[Data for this exercise]
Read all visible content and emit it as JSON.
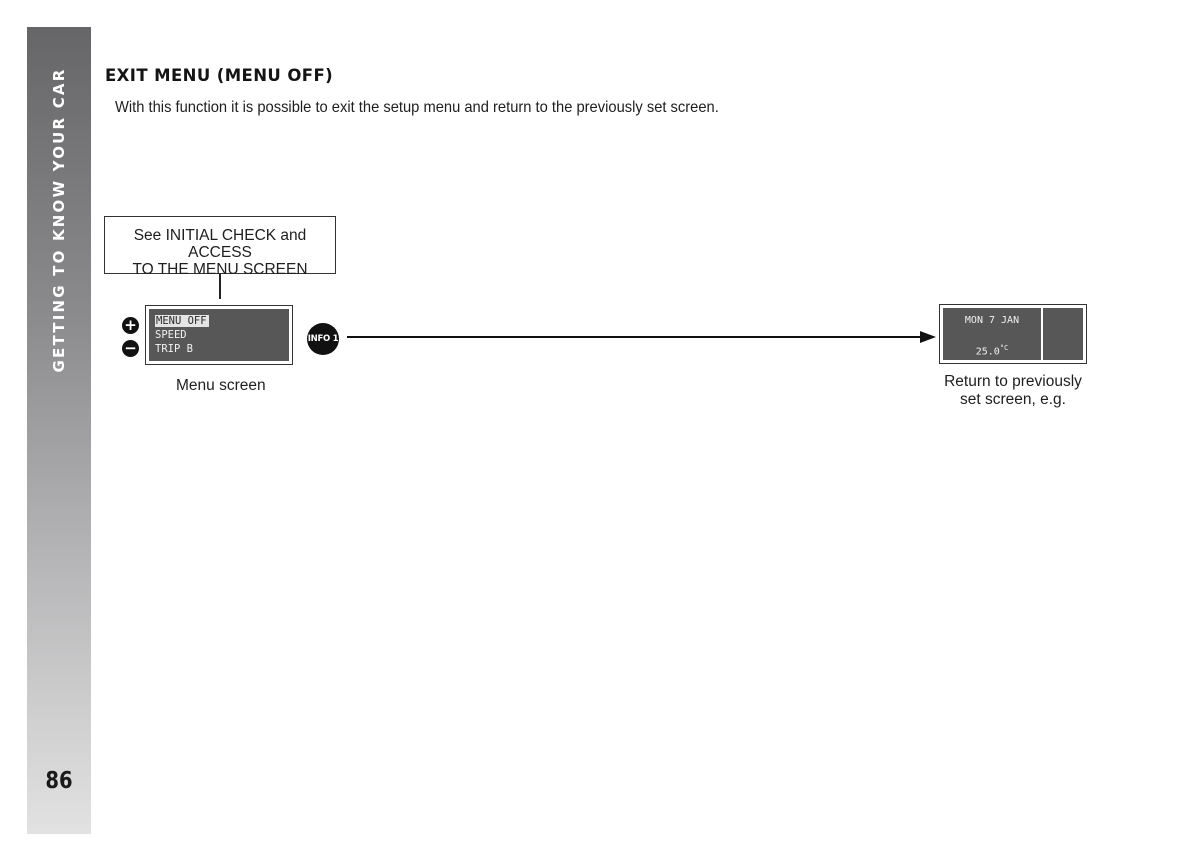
{
  "sidebar": {
    "section_label": "GETTING TO KNOW YOUR CAR",
    "page_number": "86"
  },
  "content": {
    "title": "EXIT MENU (MENU OFF)",
    "intro": "With this function it is possible to exit the setup menu and return to the previously set screen."
  },
  "diagram": {
    "reference_box": {
      "line1": "See INITIAL CHECK and ACCESS",
      "line2": "TO THE MENU SCREEN"
    },
    "menu_screen": {
      "items": [
        {
          "label": "MENU OFF",
          "selected": true
        },
        {
          "label": "SPEED",
          "selected": false
        },
        {
          "label": "TRIP B",
          "selected": false
        }
      ],
      "caption": "Menu screen"
    },
    "buttons": {
      "plus": "+",
      "minus": "−",
      "info": "INFO 1"
    },
    "result_screen": {
      "date": "MON 7 JAN",
      "temperature": "25.0",
      "temperature_unit": "°C",
      "caption_line1": "Return to previously",
      "caption_line2": "set screen, e.g."
    }
  }
}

[What the exercise asks] Select the lines that carry the string "content" and copy them.

[The output]
Read all visible content and emit it as JSON.
  "content": {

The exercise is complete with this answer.